Data entries

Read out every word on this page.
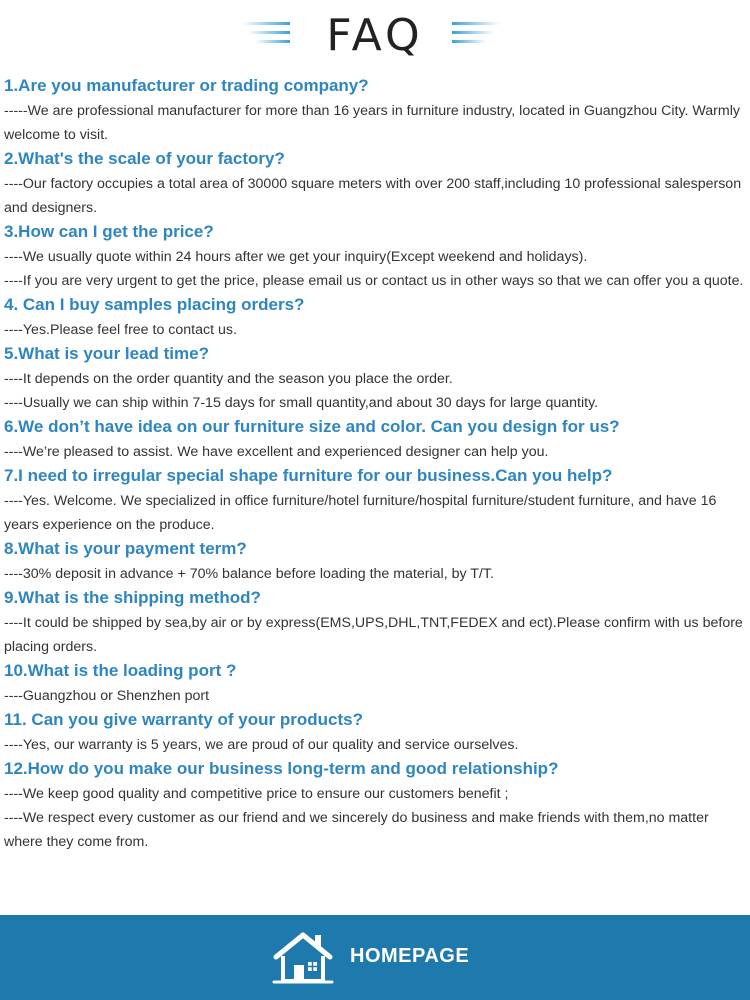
FAQ
1.Are you manufacturer or trading company?
-----We are professional manufacturer for more than 16 years in furniture industry, located in Guangzhou City. Warmly welcome to visit.
2.What's the scale of your factory?
----Our factory occupies a total area of 30000 square meters with over 200 staff,including 10 professional salesperson and designers.
3.How can I get the price?
----We usually quote within 24 hours after we get your inquiry(Except weekend and holidays).
----If you are very urgent to get the price, please email us or contact us in other ways so that we can offer you a quote.
4. Can I buy samples placing orders?
----Yes.Please feel free to contact us.
5.What is your lead time?
----It depends on the order quantity and the season you place the order.
----Usually we can ship within 7-15 days for small quantity,and about 30 days for large quantity.
6.We don’t have idea on our furniture size and color. Can you design for us?
----We’re pleased to assist. We have excellent and experienced designer can help you.
7.I need to irregular special shape furniture for our business.Can you help?
----Yes. Welcome. We specialized in office furniture/hotel furniture/hospital furniture/student furniture, and have 16 years experience on the produce.
8.What is your payment term?
----30% deposit in advance + 70% balance before loading the material, by T/T.
9.What is the shipping method?
----It could be shipped by sea,by air or by express(EMS,UPS,DHL,TNT,FEDEX and ect).Please confirm with us before placing orders.
10.What is the loading port ?
----Guangzhou or Shenzhen port
11. Can you give warranty of your products?
----Yes, our warranty is 5 years, we are proud of our quality and service ourselves.
12.How do you make our business long-term and good relationship?
----We keep good quality and competitive price to ensure our customers benefit ;
----We respect every customer as our friend and we sincerely do business and make friends with them,no matter where they come from.
HOMEPAGE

Given request
Copy each line that contains the word "before".

Task result
----30% deposit in advance + 70% balance before loading the material, by T/T.
----It could be shipped by sea,by air or by express(EMS,UPS,DHL,TNT,FEDEX and ect).Please confirm with us before placing orders.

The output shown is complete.